Start

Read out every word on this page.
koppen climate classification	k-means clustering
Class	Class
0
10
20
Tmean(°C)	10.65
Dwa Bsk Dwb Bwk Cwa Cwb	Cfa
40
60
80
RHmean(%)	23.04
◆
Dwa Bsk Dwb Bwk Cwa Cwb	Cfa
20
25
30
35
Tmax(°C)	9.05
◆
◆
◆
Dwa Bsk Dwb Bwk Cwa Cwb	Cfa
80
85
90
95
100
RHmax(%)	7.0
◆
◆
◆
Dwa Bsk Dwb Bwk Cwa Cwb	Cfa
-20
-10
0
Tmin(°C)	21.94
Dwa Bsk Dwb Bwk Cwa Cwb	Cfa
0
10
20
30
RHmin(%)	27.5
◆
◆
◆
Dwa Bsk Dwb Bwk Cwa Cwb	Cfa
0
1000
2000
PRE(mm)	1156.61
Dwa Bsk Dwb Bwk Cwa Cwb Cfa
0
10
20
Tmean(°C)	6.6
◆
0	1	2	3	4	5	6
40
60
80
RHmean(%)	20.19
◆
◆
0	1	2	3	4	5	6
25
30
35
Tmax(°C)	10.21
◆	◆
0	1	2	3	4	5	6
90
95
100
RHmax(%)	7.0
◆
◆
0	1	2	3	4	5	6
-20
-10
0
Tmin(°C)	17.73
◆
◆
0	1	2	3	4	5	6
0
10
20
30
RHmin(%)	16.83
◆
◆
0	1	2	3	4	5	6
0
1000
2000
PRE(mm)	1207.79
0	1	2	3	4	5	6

End

* [Problem description]:
Recopy all the lines exactly as they appear.

* [The answer]:
Read out every word on this page.
koppen climate classification	k-means clustering
Class	Class
0
10
20
Tmean(°C)	10.65
Dwa Bsk Dwb Bwk Cwa Cwb	Cfa
40
60
80
RHmean(%)	23.04
◆
Dwa Bsk Dwb Bwk Cwa Cwb	Cfa
20
25
30
35
Tmax(°C)	9.05
◆
◆
◆
Dwa Bsk Dwb Bwk Cwa Cwb	Cfa
80
85
90
95
100
RHmax(%)	7.0
◆
◆
◆
Dwa Bsk Dwb Bwk Cwa Cwb	Cfa
-20
-10
0
Tmin(°C)	21.94
Dwa Bsk Dwb Bwk Cwa Cwb	Cfa
0
10
20
30
RHmin(%)	27.5
◆
◆
◆
Dwa Bsk Dwb Bwk Cwa Cwb	Cfa
0
1000
2000
PRE(mm)	1156.61
Dwa Bsk Dwb Bwk Cwa Cwb Cfa
0
10
20
Tmean(°C)	6.6
◆
0	1	2	3	4	5	6
40
60
80
RHmean(%)	20.19
◆
◆
0	1	2	3	4	5	6
25
30
35
Tmax(°C)	10.21
◆	◆
0	1	2	3	4	5	6
90
95
100
RHmax(%)	7.0
◆
◆
0	1	2	3	4	5	6
-20
-10
0
Tmin(°C)	17.73
◆
◆
0	1	2	3	4	5	6
0
10
20
30
RHmin(%)	16.83
◆
◆
0	1	2	3	4	5	6
0
1000
2000
PRE(mm)	1207.79
0	1	2	3	4	5	6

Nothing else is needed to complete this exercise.